▶ _Texto mostrado_:
Primero una arista, después remontamos una ladera custodiada por seracs, grandes bloques de hielo antiquísimo y reciente que tarde o temprano se desprenderán de la montaña. Ahora debemos superar el Dome du Goûter hasta el Bivouac Vallot, un refugio por encima de los 4000 msnm para casos de emergencia cuando el clima es adverso o el cansancio es excesivo. Poco a poco se anuncia un nuevo día en forma de un horizonte cada vez más encendido, una claridad que devora las estrellas. Al último, la arista de Les Bosses, es tan fina que parecemos equilibristas sobre la nieve, aunque afortunadamente el viento no sopla demasiado fuerte y el camino está bien definido.

Sin darnos cuenta hemos dejado atrás a todas las cordadas de los guías con sus respectivos clientes que se esfuerzan por conseguir más aire y energía. Desde luego no avanzamos a paso veloz, más bien llevamos el tempo de una melodía que nace del impacto de nuestros pies sobre la nieve, un crujido que suena cadencioso como danzón. El sol aún no nace y la luna todavía murmura secretos con la montaña detrás de un biombo de nubes voluptuosas; entonces llegamos a la cumbre con la mochila llena de emociones, los pies cansados, el corazón alegre, la mirada plena y la mente asombrada. Llegar tan alto siempre es placenteramente ambiguo, estamos en un punto que no es cielo ni tierra, es acaso una frontera, un punto de transición, un espacio de transformaciones. Subir una montaña es, también, aprender que el mundo no termina en nuestra pequeña realidad cotidiana.

▶ _Información_:
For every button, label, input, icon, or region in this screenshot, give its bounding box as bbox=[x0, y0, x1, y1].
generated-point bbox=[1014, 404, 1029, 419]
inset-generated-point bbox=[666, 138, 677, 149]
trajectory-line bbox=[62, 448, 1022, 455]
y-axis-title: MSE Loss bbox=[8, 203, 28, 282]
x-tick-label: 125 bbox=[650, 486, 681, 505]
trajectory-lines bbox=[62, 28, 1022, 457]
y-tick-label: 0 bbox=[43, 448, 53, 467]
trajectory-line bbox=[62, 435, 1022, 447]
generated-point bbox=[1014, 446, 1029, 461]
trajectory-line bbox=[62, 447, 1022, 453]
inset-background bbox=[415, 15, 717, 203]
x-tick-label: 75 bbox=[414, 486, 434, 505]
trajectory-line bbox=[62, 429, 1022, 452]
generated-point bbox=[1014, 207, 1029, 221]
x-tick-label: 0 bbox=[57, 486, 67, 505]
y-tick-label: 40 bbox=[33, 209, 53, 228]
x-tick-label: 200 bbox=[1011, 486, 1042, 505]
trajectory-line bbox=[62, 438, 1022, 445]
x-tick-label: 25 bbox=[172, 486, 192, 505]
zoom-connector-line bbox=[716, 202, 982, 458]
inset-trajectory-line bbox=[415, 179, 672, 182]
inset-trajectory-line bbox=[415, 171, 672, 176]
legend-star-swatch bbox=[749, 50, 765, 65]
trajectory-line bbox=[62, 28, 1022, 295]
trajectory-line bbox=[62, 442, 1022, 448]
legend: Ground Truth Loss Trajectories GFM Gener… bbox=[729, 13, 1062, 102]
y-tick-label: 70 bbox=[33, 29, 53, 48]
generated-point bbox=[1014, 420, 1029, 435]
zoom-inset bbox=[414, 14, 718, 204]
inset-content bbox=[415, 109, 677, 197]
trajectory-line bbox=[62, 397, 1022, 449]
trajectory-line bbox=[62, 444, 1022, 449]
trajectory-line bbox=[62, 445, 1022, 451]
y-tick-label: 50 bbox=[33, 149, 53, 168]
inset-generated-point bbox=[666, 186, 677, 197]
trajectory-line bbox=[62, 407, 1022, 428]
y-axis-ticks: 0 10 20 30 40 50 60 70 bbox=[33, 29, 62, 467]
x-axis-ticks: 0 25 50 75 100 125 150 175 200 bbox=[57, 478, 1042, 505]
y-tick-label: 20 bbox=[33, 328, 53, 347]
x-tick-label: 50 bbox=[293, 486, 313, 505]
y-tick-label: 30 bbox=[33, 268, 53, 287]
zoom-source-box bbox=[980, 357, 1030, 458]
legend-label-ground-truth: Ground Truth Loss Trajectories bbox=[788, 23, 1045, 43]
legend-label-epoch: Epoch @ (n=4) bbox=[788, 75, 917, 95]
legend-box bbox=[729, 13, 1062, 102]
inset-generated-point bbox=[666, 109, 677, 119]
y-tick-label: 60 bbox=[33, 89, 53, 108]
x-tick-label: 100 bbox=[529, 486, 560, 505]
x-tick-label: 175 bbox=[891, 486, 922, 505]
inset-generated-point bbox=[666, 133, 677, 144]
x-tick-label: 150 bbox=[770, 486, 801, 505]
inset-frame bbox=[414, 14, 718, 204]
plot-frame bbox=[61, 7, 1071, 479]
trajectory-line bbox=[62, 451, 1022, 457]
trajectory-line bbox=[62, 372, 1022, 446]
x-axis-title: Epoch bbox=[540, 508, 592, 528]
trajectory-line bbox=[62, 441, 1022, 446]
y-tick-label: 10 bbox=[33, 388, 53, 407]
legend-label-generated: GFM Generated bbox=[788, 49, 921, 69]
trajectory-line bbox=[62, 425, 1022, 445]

▶ _Partes del ejercicio_:
[a] Responde estas preguntas con los datos del relato del ascenso a la montaña:
(i) ¿Qué es el Bivouac Vallot?
(ii) ¿A quiénes se deja atrás sin darse cuenta?
(iii) ¿Con qué se compara el crujido de los pies sobre la nieve?
[b] Retoma el relato del ascenso a la montaña y continúalo desde su última oración.

▶ _Respuestas_:
[a]
(i) Es un refugio por encima de los 4000 msnm para casos de emergencia, cuando el clima es adverso o el cansancio es excesivo.
(ii) A todas las cordadas de los guías con sus respectivos clientes.
(iii) Con un danzón, porque suena cadencioso.

[b]
Conforme a las tradiciones alpestres, debemos sellar este instante con un catártico abrazo, honesto y cariñoso, entre iguales. Felicidades por esta cumbre, una más… Nada. No ocurre tal abrazo. ¿Estoy solo? Hacia donde quiera que mire sólo hay montañas absurdamente hermosas, María no está aquí, también logró la cumbre, pero no está aquí en la cima.


1 de julio. Vieja escuela

7:30 am. Durante el desayuno en Tête-Rousse ambos permanecemos callados. Un silencio más pesado que la montaña invade nuestra mañana.

Es el segundo día de nuestro itinerario y nos aguarda el tramo más peligroso del ascenso. Hace pocos días un par de montañeros resbalaron y cayeron por la pendiente del Grand Couloir arrastrando a una alpinista española que, afortunadamente, iba asegurada al cable de acero que protege dicho paso, pero ellos no sobrevivieron.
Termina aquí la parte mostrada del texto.